What you are asked to do >> Could you print every record below exactly as it appears?

(Collected data entries)
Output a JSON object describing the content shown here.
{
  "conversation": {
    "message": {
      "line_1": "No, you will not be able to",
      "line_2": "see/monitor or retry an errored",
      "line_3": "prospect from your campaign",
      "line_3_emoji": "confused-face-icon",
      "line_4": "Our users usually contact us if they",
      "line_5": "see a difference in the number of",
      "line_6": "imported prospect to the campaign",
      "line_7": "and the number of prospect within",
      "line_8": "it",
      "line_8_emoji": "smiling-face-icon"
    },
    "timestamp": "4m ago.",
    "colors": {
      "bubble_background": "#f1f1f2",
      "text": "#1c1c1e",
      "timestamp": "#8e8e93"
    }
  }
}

Expected output >>
Output a JSON object describing the content shown here.
{
  "conversation": {
    "message": {
      "line_1": "No, you will not be able to",
      "line_2": "see/monitor or retry an errored",
      "line_3": "prospect from your campaign",
      "line_3_emoji": "confused-face-icon",
      "line_4": "Our users usually contact us if they",
      "line_5": "see a difference in the number of",
      "line_6": "imported prospect to the campaign",
      "line_7": "and the number of prospect within",
      "line_8": "it",
      "line_8_emoji": "smiling-face-icon"
    },
    "timestamp": "4m ago.",
    "colors": {
      "bubble_background": "#f1f1f2",
      "text": "#1c1c1e",
      "timestamp": "#8e8e93"
    }
  }
}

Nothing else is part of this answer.